Type out the data exactly as given. Skip any image.

+++ Excerpted data +++

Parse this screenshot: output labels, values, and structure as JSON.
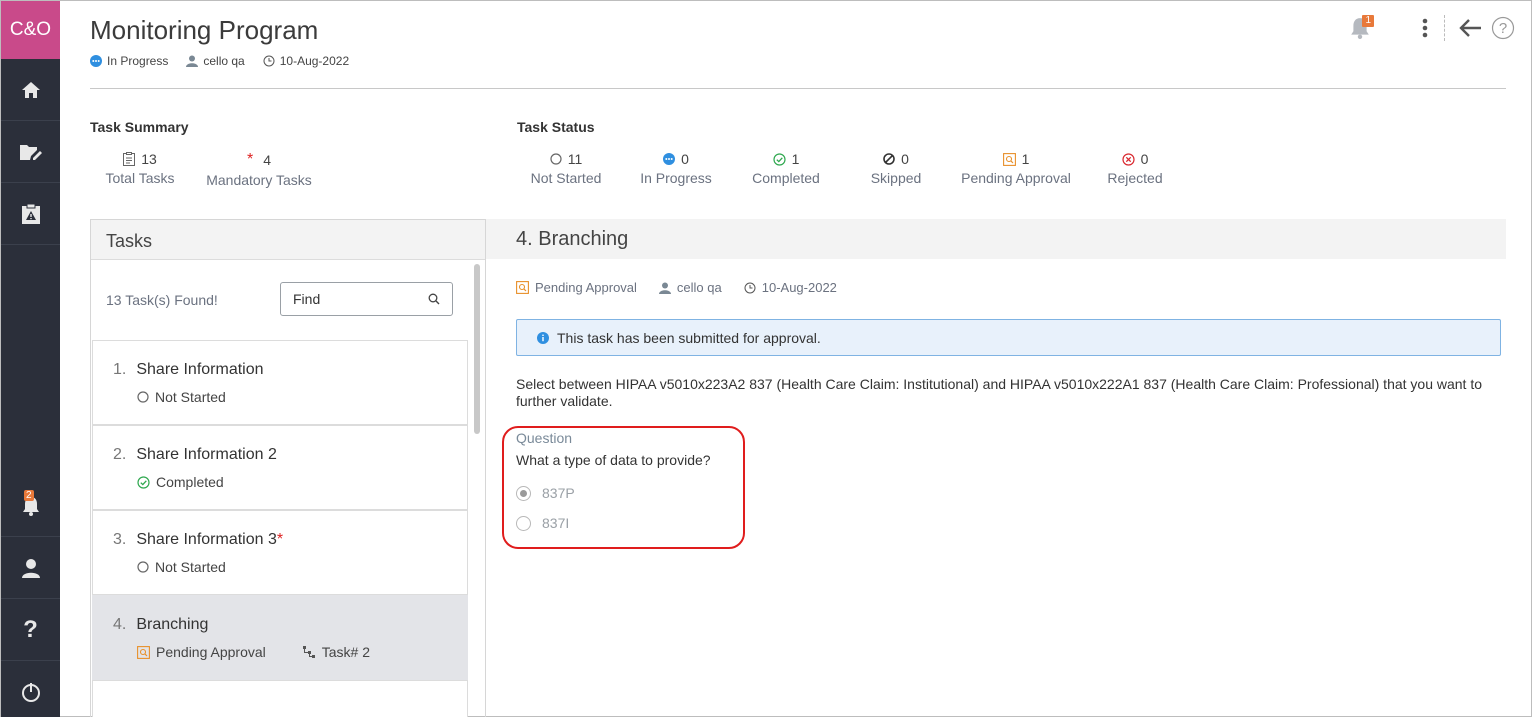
{
  "nav": {
    "brand": "C&O",
    "notification_count": "2"
  },
  "header": {
    "title": "Monitoring Program",
    "status": "In Progress",
    "user": "cello qa",
    "date": "10-Aug-2022",
    "bell_count": "1"
  },
  "summary": {
    "title": "Task Summary",
    "total": {
      "value": "13",
      "label": "Total Tasks"
    },
    "mandatory": {
      "value": "4",
      "label": "Mandatory Tasks"
    }
  },
  "status": {
    "title": "Task Status",
    "items": [
      {
        "value": "11",
        "label": "Not Started"
      },
      {
        "value": "0",
        "label": "In Progress"
      },
      {
        "value": "1",
        "label": "Completed"
      },
      {
        "value": "0",
        "label": "Skipped"
      },
      {
        "value": "1",
        "label": "Pending Approval"
      },
      {
        "value": "0",
        "label": "Rejected"
      }
    ]
  },
  "tasks": {
    "title": "Tasks",
    "found": "13 Task(s) Found!",
    "find_placeholder": "Find",
    "items": [
      {
        "num": "1.",
        "name": "Share Information",
        "status": "Not Started"
      },
      {
        "num": "2.",
        "name": "Share Information 2",
        "status": "Completed"
      },
      {
        "num": "3.",
        "name": "Share Information 3",
        "status": "Not Started",
        "mandatory": "*"
      },
      {
        "num": "4.",
        "name": "Branching",
        "status": "Pending Approval",
        "ref": "Task# 2"
      }
    ]
  },
  "detail": {
    "title": "4. Branching",
    "status": "Pending Approval",
    "user": "cello qa",
    "date": "10-Aug-2022",
    "info": "This task has been submitted for approval.",
    "description": "Select between HIPAA v5010x223A2 837 (Health Care Claim: Institutional) and HIPAA v5010x222A1 837 (Health Care Claim: Professional) that you want to further validate.",
    "question_label": "Question",
    "question": "What a type of data to provide?",
    "options": [
      "837P",
      "837I"
    ],
    "selected": "837P"
  },
  "colors": {
    "brand": "#c94a8a",
    "nav_bg": "#2b2f3a",
    "badge": "#e8793a",
    "info_blue": "#2f8fe0",
    "success": "#2fa84f",
    "pending": "#e8902a",
    "rejected": "#d9282f",
    "highlight": "#e01d1d"
  }
}
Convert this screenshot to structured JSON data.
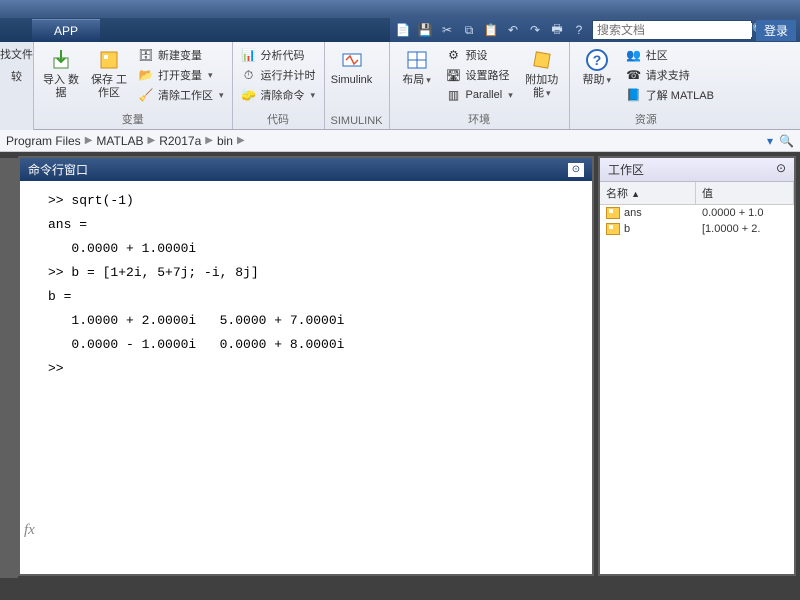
{
  "titlebar": {},
  "tabs": {
    "active": "APP"
  },
  "qat": {
    "icons": [
      "doc-icon",
      "save-icon",
      "cut-icon",
      "copy-icon",
      "paste-icon",
      "undo-icon",
      "redo-icon",
      "print-icon",
      "help-icon"
    ]
  },
  "search": {
    "placeholder": "搜索文档"
  },
  "login": "登录",
  "left_col": {
    "find": "找文件",
    "compare": "较"
  },
  "ribbon": {
    "variables": {
      "label": "变量",
      "import_data": "导入\n数据",
      "save_ws": "保存\n工作区",
      "new_var": "新建变量",
      "open_var": "打开变量",
      "clear_ws": "清除工作区"
    },
    "code": {
      "label": "代码",
      "analyze": "分析代码",
      "run_time": "运行并计时",
      "clear_cmd": "清除命令"
    },
    "simulink": {
      "label": "SIMULINK",
      "btn": "Simulink"
    },
    "environment": {
      "label": "环境",
      "layout": "布局",
      "prefs": "预设",
      "setpath": "设置路径",
      "parallel": "Parallel",
      "addons": "附加功能"
    },
    "resources": {
      "label": "资源",
      "help": "帮助",
      "community": "社区",
      "support": "请求支持",
      "learn": "了解 MATLAB"
    }
  },
  "address": {
    "parts": [
      "Program Files",
      "MATLAB",
      "R2017a",
      "bin"
    ]
  },
  "command_window": {
    "title": "命令行窗口",
    "lines": [
      ">> sqrt(-1)",
      "",
      "",
      "ans =",
      "",
      "   0.0000 + 1.0000i",
      "",
      "",
      ">> b = [1+2i, 5+7j; -i, 8j]",
      "",
      "",
      "b =",
      "",
      "   1.0000 + 2.0000i   5.0000 + 7.0000i",
      "   0.0000 - 1.0000i   0.0000 + 8.0000i",
      "",
      "",
      ">> "
    ],
    "fx": "fx"
  },
  "workspace": {
    "title": "工作区",
    "col_name": "名称",
    "col_value": "值",
    "rows": [
      {
        "name": "ans",
        "value": "0.0000 + 1.0"
      },
      {
        "name": "b",
        "value": "[1.0000 + 2."
      }
    ]
  }
}
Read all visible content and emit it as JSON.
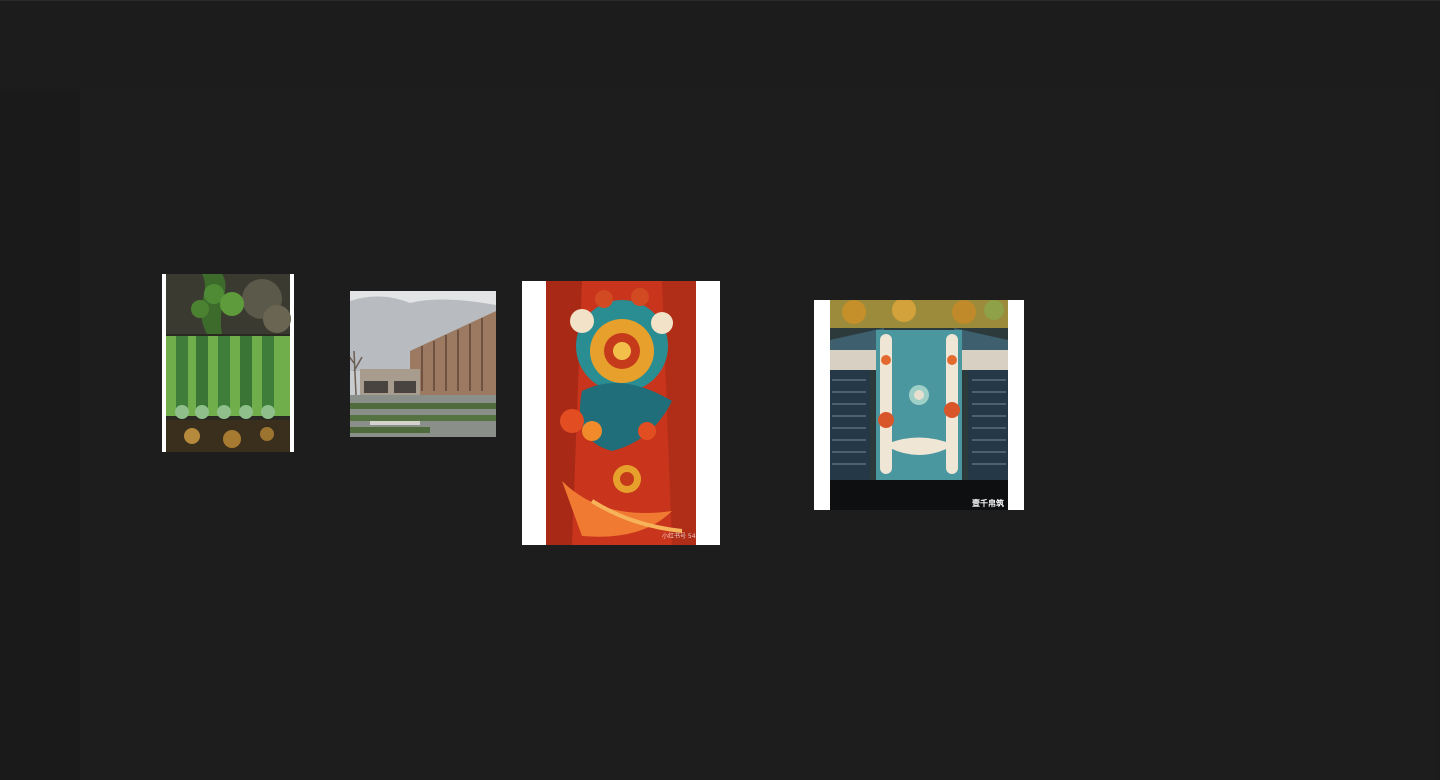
{
  "canvas": {
    "background": "#1d1d1d",
    "border": "#ffffff"
  },
  "images": [
    {
      "subject": "green-glazed-roof-tiles-with-plant",
      "watermark": ""
    },
    {
      "subject": "modern-building-with-courtyard-garden",
      "watermark": ""
    },
    {
      "subject": "colorful-dragon-phoenix-artwork",
      "watermark": "小红书号 5488"
    },
    {
      "subject": "aerial-view-chinese-courtyard-with-dragon",
      "watermark": "壹千帛筑"
    }
  ]
}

+++

Reply.
Parse this screenshot: output labels, values, and structure as JSON.
{
  "nav": {
    "brand": "C&O",
    "notification_count": "2"
  },
  "header": {
    "title": "Monitoring Program",
    "status": "In Progress",
    "user": "cello qa",
    "date": "10-Aug-2022",
    "bell_count": "1"
  },
  "summary": {
    "title": "Task Summary",
    "total": {
      "value": "13",
      "label": "Total Tasks"
    },
    "mandatory": {
      "value": "4",
      "label": "Mandatory Tasks"
    }
  },
  "status": {
    "title": "Task Status",
    "items": [
      {
        "value": "11",
        "label": "Not Started"
      },
      {
        "value": "0",
        "label": "In Progress"
      },
      {
        "value": "1",
        "label": "Completed"
      },
      {
        "value": "0",
        "label": "Skipped"
      },
      {
        "value": "1",
        "label": "Pending Approval"
      },
      {
        "value": "0",
        "label": "Rejected"
      }
    ]
  },
  "tasks": {
    "title": "Tasks",
    "found": "13 Task(s) Found!",
    "find_placeholder": "Find",
    "items": [
      {
        "num": "1.",
        "name": "Share Information",
        "status": "Not Started"
      },
      {
        "num": "2.",
        "name": "Share Information 2",
        "status": "Completed"
      },
      {
        "num": "3.",
        "name": "Share Information 3",
        "status": "Not Started",
        "mandatory": "*"
      },
      {
        "num": "4.",
        "name": "Branching",
        "status": "Pending Approval",
        "ref": "Task# 2"
      }
    ]
  },
  "detail": {
    "title": "4. Branching",
    "status": "Pending Approval",
    "user": "cello qa",
    "date": "10-Aug-2022",
    "info": "This task has been submitted for approval.",
    "description": "Select between HIPAA v5010x223A2 837 (Health Care Claim: Institutional) and HIPAA v5010x222A1 837 (Health Care Claim: Professional) that you want to further validate.",
    "question_label": "Question",
    "question": "What a type of data to provide?",
    "options": [
      "837P",
      "837I"
    ],
    "selected": "837P"
  },
  "colors": {
    "brand": "#c94a8a",
    "nav_bg": "#2b2f3a",
    "badge": "#e8793a",
    "info_blue": "#2f8fe0",
    "success": "#2fa84f",
    "pending": "#e8902a",
    "rejected": "#d9282f",
    "highlight": "#e01d1d"
  }
}
Convert this screenshot to structured JSON data.
{
  "titlebar": {},
  "tabs": {
    "active": "APP"
  },
  "qat": {
    "icons": [
      "doc-icon",
      "save-icon",
      "cut-icon",
      "copy-icon",
      "paste-icon",
      "undo-icon",
      "redo-icon",
      "print-icon",
      "help-icon"
    ]
  },
  "search": {
    "placeholder": "搜索文档"
  },
  "login": "登录",
  "left_col": {
    "find": "找文件",
    "compare": "较"
  },
  "ribbon": {
    "variables": {
      "label": "变量",
      "import_data": "导入\n数据",
      "save_ws": "保存\n工作区",
      "new_var": "新建变量",
      "open_var": "打开变量",
      "clear_ws": "清除工作区"
    },
    "code": {
      "label": "代码",
      "analyze": "分析代码",
      "run_time": "运行并计时",
      "clear_cmd": "清除命令"
    },
    "simulink": {
      "label": "SIMULINK",
      "btn": "Simulink"
    },
    "environment": {
      "label": "环境",
      "layout": "布局",
      "prefs": "预设",
      "setpath": "设置路径",
      "parallel": "Parallel",
      "addons": "附加功能"
    },
    "resources": {
      "label": "资源",
      "help": "帮助",
      "community": "社区",
      "support": "请求支持",
      "learn": "了解 MATLAB"
    }
  },
  "address": {
    "parts": [
      "Program Files",
      "MATLAB",
      "R2017a",
      "bin"
    ]
  },
  "command_window": {
    "title": "命令行窗口",
    "lines": [
      ">> sqrt(-1)",
      "",
      "",
      "ans =",
      "",
      "   0.0000 + 1.0000i",
      "",
      "",
      ">> b = [1+2i, 5+7j; -i, 8j]",
      "",
      "",
      "b =",
      "",
      "   1.0000 + 2.0000i   5.0000 + 7.0000i",
      "   0.0000 - 1.0000i   0.0000 + 8.0000i",
      "",
      "",
      ">> "
    ],
    "fx": "fx"
  },
  "workspace": {
    "title": "工作区",
    "col_name": "名称",
    "col_value": "值",
    "rows": [
      {
        "name": "ans",
        "value": "0.0000 + 1.0"
      },
      {
        "name": "b",
        "value": "[1.0000 + 2."
      }
    ]
  }
}
Read all visible content and emit it as JSON.
{
  "canvas": {
    "background": "#1d1d1d",
    "border": "#ffffff"
  },
  "images": [
    {
      "subject": "green-glazed-roof-tiles-with-plant",
      "watermark": ""
    },
    {
      "subject": "modern-building-with-courtyard-garden",
      "watermark": ""
    },
    {
      "subject": "colorful-dragon-phoenix-artwork",
      "watermark": "小红书号 5488"
    },
    {
      "subject": "aerial-view-chinese-courtyard-with-dragon",
      "watermark": "壹千帛筑"
    }
  ]
}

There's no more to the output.